▸ **TRAVAIL DEMANDÉ**:
Poursuivez l'extrait de décision de justice relatif au litige opposant M. et Mme [S] au cuisiniste, en reprenant après sa dernière phrase.

S'agissant des autres malfaçons invoquées, la juridiction a souligné que le cuisiniste avait sollicité des rendez-vous pour finir le chantier et résoudre les difficultés soulevées mais que M. et Mme [S] n'y avaient donné aucune suite et ne lui avaient pas adressé de mise en demeure d'y remédier dans un délai raisonnable si bien que la responsabilité du cuisiniste ne pouvait être engagée sur ces points.

Elle a finalement considéré que la cuisine avait été livrée et posée, que les finitions n'avaient pu être réalisées du fait de M. et Mme [S] si bien qu'ils devaient payer le prix convenu.

S'agissant de la demande de dommages et intérêts pour résistance abusive, la juridiction a relevé que la société ne justifiait pas d'un préjudice particulier autre que celui résultant du retard de paiement du devis et compensé par les intérêts légaux.

S'agissant de la demande reconventionnelle formée par M. et Mme [S] et consistant au paiement de la somme de 9 912 euros, la juridiction a estimé que faute de mise en demeure, la société n'avait pas été mise dans la situation de pouvoir exécuter sa prestation.

S'agissant enfin de la demande de dommages et intérêts relative au manquement à l'obligation d'information et de conseil de la société prestataire, la juridiction a évalué le préjudice essentiellement esthétique à la somme de 1 000 euros compte tenu de la qualité de standing de la prestation délivrée.

Par déclaration en date du 15 juillet 2021, M. et Mme [S] ont relevé appel de cette décision.

▸ **DONNÉES RECUEILLIES**:

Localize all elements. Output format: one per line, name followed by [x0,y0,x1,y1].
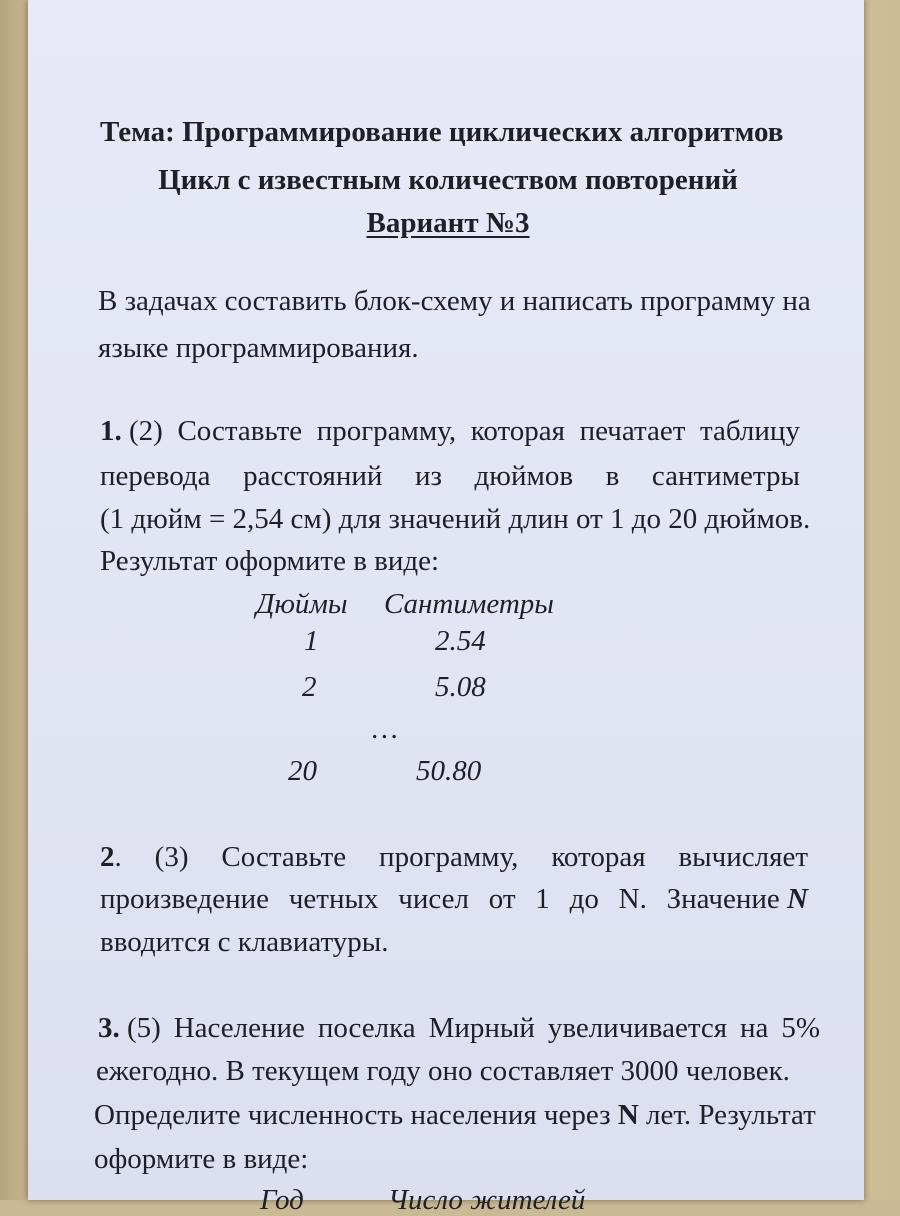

▸ **EXERCICE CORRIGÉ**:
Aux termes de conclusions notifiées par voie électronique le 13 octobre 2021, les appelants demandent à la cour :

- de réformer le jugement en ce qu'il les a condamnés à payer à la société La Fontaine aux cuisines les sommes de 9 000 euros et de 800 euros et les a déboutés de leur demande reconventionnelle en paiement de la somme de 9 912 euros,

- et statuant de nouveau, de condamner la société La Fontaine aux cuisines à leur payer les sommes suivantes :

- 9 912 euros au titre des travaux de reprise et de réfection de la cuisine,

- 4 000 euros à titre de dommages et intérêts,

- 2 000 euros au titre du trop-perçu payé, en exécution du jugement entrepris,

- 6 422,61 euros au titre du remboursement du placard mis en 'uvre dans l'entrée, en lieu et place d'un dressing,

- 3 000 euros au titre des frais irrépétibles sur le fondement de l'article 700 du code de procédure civile ainsi qu'aux entiers dépens, comprenant les frais du procès-verbal d'huissier.

Après avoir listé les défauts de leur cuisine et du placard de l'entrée, les appelants soutiennent que le cuisiniste a une obligation de résultat et qu'il a livré des travaux non conformes à ses obligations contractuelles et aux règles de l'art si bien que sa responsabilité contractuelle doit être engagée. Ils soulignent que le prix impliquait en outre un travail soigné et de qualité. Ils insistent sur le fait que les placards devaient être « toute hauteur », ce qui n'est pas le cas. Ils considèrent que leur perte de confiance en l'entreprise a justifié leur refus d'accéder à la demande d'intervention du cuisiniste et font valoir qu'ils n'ont été mis en demeure ni d'ouvrir leur porte pour permettre les travaux ni de payer le solde.

Ils considèrent en outre que la société prestataire a manqué à son obligation de conseil et d'information en ne leur mentionnant pas l'impossibilité de mettre en 'uvre un dressing dans l'entrée et en leur facturant 6 422,61 euros l'installation d'un placard qu'ils n'avaient pas commandé. Ils font en outre état d'un préjudice de 4 000 euros pour avoir été mal conseillés.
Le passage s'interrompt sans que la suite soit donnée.